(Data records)
-*-*-

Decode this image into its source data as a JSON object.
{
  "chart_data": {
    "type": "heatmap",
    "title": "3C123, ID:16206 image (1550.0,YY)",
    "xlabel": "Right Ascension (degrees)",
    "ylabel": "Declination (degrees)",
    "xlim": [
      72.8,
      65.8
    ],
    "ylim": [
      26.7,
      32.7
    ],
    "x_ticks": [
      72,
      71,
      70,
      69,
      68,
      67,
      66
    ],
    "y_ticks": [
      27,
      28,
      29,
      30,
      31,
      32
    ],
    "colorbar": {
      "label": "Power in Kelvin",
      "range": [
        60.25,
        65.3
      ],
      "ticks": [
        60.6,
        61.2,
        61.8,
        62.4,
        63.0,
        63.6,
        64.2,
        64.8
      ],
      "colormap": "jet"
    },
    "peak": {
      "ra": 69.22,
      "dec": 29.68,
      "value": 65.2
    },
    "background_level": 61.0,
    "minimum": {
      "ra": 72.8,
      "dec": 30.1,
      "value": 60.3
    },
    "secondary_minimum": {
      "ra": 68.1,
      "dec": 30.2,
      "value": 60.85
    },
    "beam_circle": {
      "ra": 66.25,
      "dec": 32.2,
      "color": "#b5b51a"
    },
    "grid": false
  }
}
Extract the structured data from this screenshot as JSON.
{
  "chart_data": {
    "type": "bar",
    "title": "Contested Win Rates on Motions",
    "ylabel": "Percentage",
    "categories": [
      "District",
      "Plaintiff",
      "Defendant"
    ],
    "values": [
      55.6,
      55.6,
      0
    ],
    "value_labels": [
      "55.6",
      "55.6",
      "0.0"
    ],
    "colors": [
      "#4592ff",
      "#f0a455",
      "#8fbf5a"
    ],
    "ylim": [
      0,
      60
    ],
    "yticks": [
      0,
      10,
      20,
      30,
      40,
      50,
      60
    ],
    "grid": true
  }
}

-*-*-

_Required task_.
Restate the whole listing exactly.

_Task answer_.
Decode this image into its source data as a JSON object.
{
  "chart_data": {
    "type": "heatmap",
    "title": "3C123, ID:16206 image (1550.0,YY)",
    "xlabel": "Right Ascension (degrees)",
    "ylabel": "Declination (degrees)",
    "xlim": [
      72.8,
      65.8
    ],
    "ylim": [
      26.7,
      32.7
    ],
    "x_ticks": [
      72,
      71,
      70,
      69,
      68,
      67,
      66
    ],
    "y_ticks": [
      27,
      28,
      29,
      30,
      31,
      32
    ],
    "colorbar": {
      "label": "Power in Kelvin",
      "range": [
        60.25,
        65.3
      ],
      "ticks": [
        60.6,
        61.2,
        61.8,
        62.4,
        63.0,
        63.6,
        64.2,
        64.8
      ],
      "colormap": "jet"
    },
    "peak": {
      "ra": 69.22,
      "dec": 29.68,
      "value": 65.2
    },
    "background_level": 61.0,
    "minimum": {
      "ra": 72.8,
      "dec": 30.1,
      "value": 60.3
    },
    "secondary_minimum": {
      "ra": 68.1,
      "dec": 30.2,
      "value": 60.85
    },
    "beam_circle": {
      "ra": 66.25,
      "dec": 32.2,
      "color": "#b5b51a"
    },
    "grid": false
  }
}
Extract the structured data from this screenshot as JSON.
{
  "chart_data": {
    "type": "bar",
    "title": "Contested Win Rates on Motions",
    "ylabel": "Percentage",
    "categories": [
      "District",
      "Plaintiff",
      "Defendant"
    ],
    "values": [
      55.6,
      55.6,
      0
    ],
    "value_labels": [
      "55.6",
      "55.6",
      "0.0"
    ],
    "colors": [
      "#4592ff",
      "#f0a455",
      "#8fbf5a"
    ],
    "ylim": [
      0,
      60
    ],
    "yticks": [
      0,
      10,
      20,
      30,
      40,
      50,
      60
    ],
    "grid": true
  }
}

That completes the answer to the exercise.